BEGIN

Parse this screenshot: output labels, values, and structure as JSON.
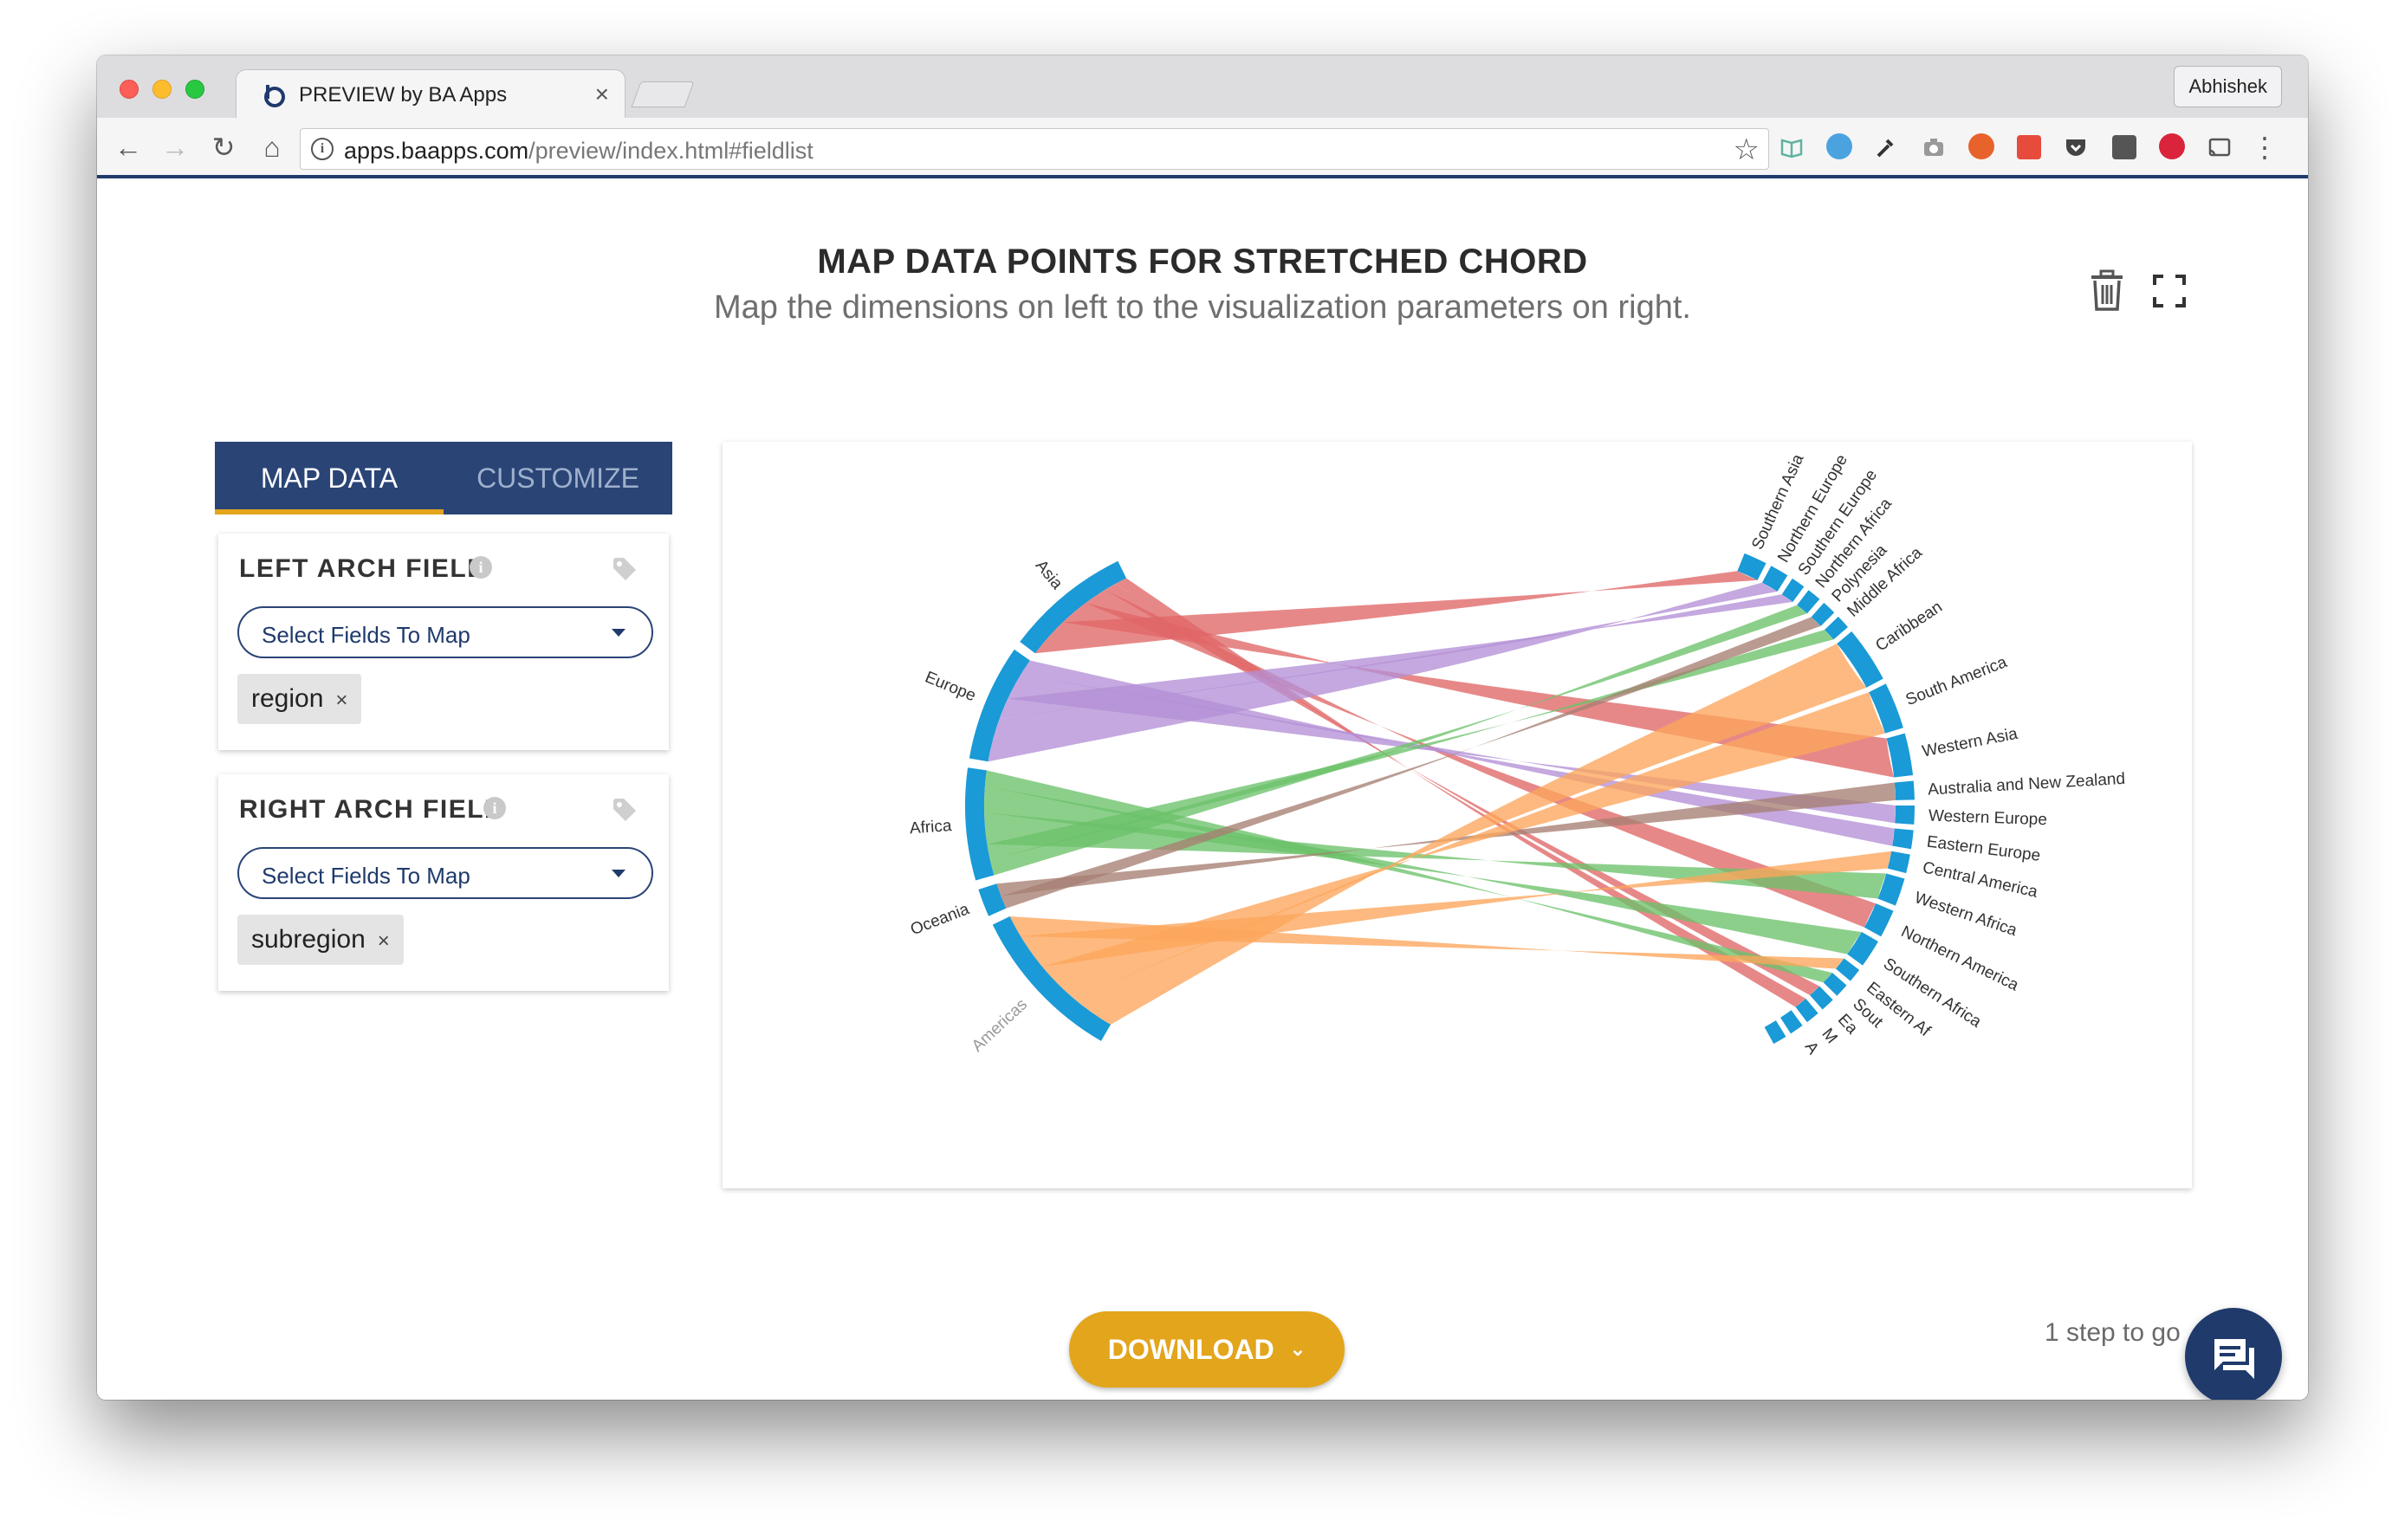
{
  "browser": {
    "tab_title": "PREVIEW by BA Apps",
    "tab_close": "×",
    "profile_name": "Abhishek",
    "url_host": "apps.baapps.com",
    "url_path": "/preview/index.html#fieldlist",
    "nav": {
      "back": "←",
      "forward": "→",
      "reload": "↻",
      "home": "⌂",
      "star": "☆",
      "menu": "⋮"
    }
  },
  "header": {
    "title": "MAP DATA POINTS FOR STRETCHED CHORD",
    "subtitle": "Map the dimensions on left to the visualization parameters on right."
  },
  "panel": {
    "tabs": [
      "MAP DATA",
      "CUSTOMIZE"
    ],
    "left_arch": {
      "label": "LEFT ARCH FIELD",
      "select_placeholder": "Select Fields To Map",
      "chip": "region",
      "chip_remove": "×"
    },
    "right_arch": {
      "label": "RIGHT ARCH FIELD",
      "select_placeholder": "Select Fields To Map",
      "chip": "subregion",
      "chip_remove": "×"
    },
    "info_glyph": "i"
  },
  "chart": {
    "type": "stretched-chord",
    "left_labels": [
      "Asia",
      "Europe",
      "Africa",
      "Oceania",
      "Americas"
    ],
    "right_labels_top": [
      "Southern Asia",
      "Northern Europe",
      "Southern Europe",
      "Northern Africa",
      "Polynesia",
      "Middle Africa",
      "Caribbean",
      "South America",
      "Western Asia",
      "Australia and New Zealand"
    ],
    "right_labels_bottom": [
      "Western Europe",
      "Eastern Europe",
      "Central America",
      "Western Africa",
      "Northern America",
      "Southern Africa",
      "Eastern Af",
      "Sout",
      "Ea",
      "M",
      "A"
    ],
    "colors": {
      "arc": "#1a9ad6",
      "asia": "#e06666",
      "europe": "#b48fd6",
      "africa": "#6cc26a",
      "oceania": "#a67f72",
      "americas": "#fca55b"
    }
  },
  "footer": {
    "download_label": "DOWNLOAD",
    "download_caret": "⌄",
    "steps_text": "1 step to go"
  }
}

END

> **Problem description**:
Copy the records exactly. Skip the pictures.

> **Task answer**:
Parse this screenshot: output labels, values, and structure as JSON.
{
  "browser": {
    "tab_title": "PREVIEW by BA Apps",
    "tab_close": "×",
    "profile_name": "Abhishek",
    "url_host": "apps.baapps.com",
    "url_path": "/preview/index.html#fieldlist",
    "nav": {
      "back": "←",
      "forward": "→",
      "reload": "↻",
      "home": "⌂",
      "star": "☆",
      "menu": "⋮"
    }
  },
  "header": {
    "title": "MAP DATA POINTS FOR STRETCHED CHORD",
    "subtitle": "Map the dimensions on left to the visualization parameters on right."
  },
  "panel": {
    "tabs": [
      "MAP DATA",
      "CUSTOMIZE"
    ],
    "left_arch": {
      "label": "LEFT ARCH FIELD",
      "select_placeholder": "Select Fields To Map",
      "chip": "region",
      "chip_remove": "×"
    },
    "right_arch": {
      "label": "RIGHT ARCH FIELD",
      "select_placeholder": "Select Fields To Map",
      "chip": "subregion",
      "chip_remove": "×"
    },
    "info_glyph": "i"
  },
  "chart": {
    "type": "stretched-chord",
    "left_labels": [
      "Asia",
      "Europe",
      "Africa",
      "Oceania",
      "Americas"
    ],
    "right_labels_top": [
      "Southern Asia",
      "Northern Europe",
      "Southern Europe",
      "Northern Africa",
      "Polynesia",
      "Middle Africa",
      "Caribbean",
      "South America",
      "Western Asia",
      "Australia and New Zealand"
    ],
    "right_labels_bottom": [
      "Western Europe",
      "Eastern Europe",
      "Central America",
      "Western Africa",
      "Northern America",
      "Southern Africa",
      "Eastern Af",
      "Sout",
      "Ea",
      "M",
      "A"
    ],
    "colors": {
      "arc": "#1a9ad6",
      "asia": "#e06666",
      "europe": "#b48fd6",
      "africa": "#6cc26a",
      "oceania": "#a67f72",
      "americas": "#fca55b"
    }
  },
  "footer": {
    "download_label": "DOWNLOAD",
    "download_caret": "⌄",
    "steps_text": "1 step to go"
  }
}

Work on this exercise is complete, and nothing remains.